◆ Aim
Copy every line of the material below word for word.

◆ Source records
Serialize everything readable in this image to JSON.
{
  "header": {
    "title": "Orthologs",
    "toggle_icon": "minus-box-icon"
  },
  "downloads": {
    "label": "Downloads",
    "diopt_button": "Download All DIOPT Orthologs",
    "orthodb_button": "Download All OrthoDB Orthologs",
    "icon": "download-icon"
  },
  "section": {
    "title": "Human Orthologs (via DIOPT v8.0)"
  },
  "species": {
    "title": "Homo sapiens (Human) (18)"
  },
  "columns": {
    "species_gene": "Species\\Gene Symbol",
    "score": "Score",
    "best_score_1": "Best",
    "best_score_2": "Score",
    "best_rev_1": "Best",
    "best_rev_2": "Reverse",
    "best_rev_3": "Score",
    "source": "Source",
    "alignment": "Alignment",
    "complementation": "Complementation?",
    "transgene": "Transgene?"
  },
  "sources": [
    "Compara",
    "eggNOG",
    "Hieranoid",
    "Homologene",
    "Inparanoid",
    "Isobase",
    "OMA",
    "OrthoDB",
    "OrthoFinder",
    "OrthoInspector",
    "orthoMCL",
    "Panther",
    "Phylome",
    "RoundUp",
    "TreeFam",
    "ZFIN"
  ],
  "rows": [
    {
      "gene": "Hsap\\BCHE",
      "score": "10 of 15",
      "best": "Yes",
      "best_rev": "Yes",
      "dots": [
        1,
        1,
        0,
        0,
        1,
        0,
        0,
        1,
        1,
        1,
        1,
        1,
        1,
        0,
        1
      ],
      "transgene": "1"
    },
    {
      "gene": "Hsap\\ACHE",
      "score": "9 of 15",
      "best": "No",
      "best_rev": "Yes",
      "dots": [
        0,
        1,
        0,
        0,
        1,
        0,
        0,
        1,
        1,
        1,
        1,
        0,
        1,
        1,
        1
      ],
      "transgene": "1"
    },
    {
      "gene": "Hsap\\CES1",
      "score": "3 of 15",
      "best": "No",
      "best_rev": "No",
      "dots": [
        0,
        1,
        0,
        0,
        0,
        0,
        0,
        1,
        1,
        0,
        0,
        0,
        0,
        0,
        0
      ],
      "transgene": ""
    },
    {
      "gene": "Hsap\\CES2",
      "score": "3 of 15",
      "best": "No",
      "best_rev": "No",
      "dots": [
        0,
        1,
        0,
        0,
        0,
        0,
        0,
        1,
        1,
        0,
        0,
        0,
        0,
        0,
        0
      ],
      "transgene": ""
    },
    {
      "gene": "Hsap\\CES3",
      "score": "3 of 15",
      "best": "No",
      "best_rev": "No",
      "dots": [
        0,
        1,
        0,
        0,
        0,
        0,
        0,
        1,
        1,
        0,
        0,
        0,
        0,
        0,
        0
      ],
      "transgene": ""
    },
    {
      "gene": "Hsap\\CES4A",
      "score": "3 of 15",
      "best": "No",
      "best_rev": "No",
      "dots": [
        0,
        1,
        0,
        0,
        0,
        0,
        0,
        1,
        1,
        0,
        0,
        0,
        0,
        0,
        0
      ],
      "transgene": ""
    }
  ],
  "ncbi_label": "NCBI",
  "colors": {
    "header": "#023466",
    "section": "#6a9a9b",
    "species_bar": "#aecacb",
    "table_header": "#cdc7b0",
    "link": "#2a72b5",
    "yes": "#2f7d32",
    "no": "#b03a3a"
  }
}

◆ Full answer
Serialize everything readable in this image to JSON.
{
  "header": {
    "title": "Orthologs",
    "toggle_icon": "minus-box-icon"
  },
  "downloads": {
    "label": "Downloads",
    "diopt_button": "Download All DIOPT Orthologs",
    "orthodb_button": "Download All OrthoDB Orthologs",
    "icon": "download-icon"
  },
  "section": {
    "title": "Human Orthologs (via DIOPT v8.0)"
  },
  "species": {
    "title": "Homo sapiens (Human) (18)"
  },
  "columns": {
    "species_gene": "Species\\Gene Symbol",
    "score": "Score",
    "best_score_1": "Best",
    "best_score_2": "Score",
    "best_rev_1": "Best",
    "best_rev_2": "Reverse",
    "best_rev_3": "Score",
    "source": "Source",
    "alignment": "Alignment",
    "complementation": "Complementation?",
    "transgene": "Transgene?"
  },
  "sources": [
    "Compara",
    "eggNOG",
    "Hieranoid",
    "Homologene",
    "Inparanoid",
    "Isobase",
    "OMA",
    "OrthoDB",
    "OrthoFinder",
    "OrthoInspector",
    "orthoMCL",
    "Panther",
    "Phylome",
    "RoundUp",
    "TreeFam",
    "ZFIN"
  ],
  "rows": [
    {
      "gene": "Hsap\\BCHE",
      "score": "10 of 15",
      "best": "Yes",
      "best_rev": "Yes",
      "dots": [
        1,
        1,
        0,
        0,
        1,
        0,
        0,
        1,
        1,
        1,
        1,
        1,
        1,
        0,
        1
      ],
      "transgene": "1"
    },
    {
      "gene": "Hsap\\ACHE",
      "score": "9 of 15",
      "best": "No",
      "best_rev": "Yes",
      "dots": [
        0,
        1,
        0,
        0,
        1,
        0,
        0,
        1,
        1,
        1,
        1,
        0,
        1,
        1,
        1
      ],
      "transgene": "1"
    },
    {
      "gene": "Hsap\\CES1",
      "score": "3 of 15",
      "best": "No",
      "best_rev": "No",
      "dots": [
        0,
        1,
        0,
        0,
        0,
        0,
        0,
        1,
        1,
        0,
        0,
        0,
        0,
        0,
        0
      ],
      "transgene": ""
    },
    {
      "gene": "Hsap\\CES2",
      "score": "3 of 15",
      "best": "No",
      "best_rev": "No",
      "dots": [
        0,
        1,
        0,
        0,
        0,
        0,
        0,
        1,
        1,
        0,
        0,
        0,
        0,
        0,
        0
      ],
      "transgene": ""
    },
    {
      "gene": "Hsap\\CES3",
      "score": "3 of 15",
      "best": "No",
      "best_rev": "No",
      "dots": [
        0,
        1,
        0,
        0,
        0,
        0,
        0,
        1,
        1,
        0,
        0,
        0,
        0,
        0,
        0
      ],
      "transgene": ""
    },
    {
      "gene": "Hsap\\CES4A",
      "score": "3 of 15",
      "best": "No",
      "best_rev": "No",
      "dots": [
        0,
        1,
        0,
        0,
        0,
        0,
        0,
        1,
        1,
        0,
        0,
        0,
        0,
        0,
        0
      ],
      "transgene": ""
    }
  ],
  "ncbi_label": "NCBI",
  "colors": {
    "header": "#023466",
    "section": "#6a9a9b",
    "species_bar": "#aecacb",
    "table_header": "#cdc7b0",
    "link": "#2a72b5",
    "yes": "#2f7d32",
    "no": "#b03a3a"
  }
}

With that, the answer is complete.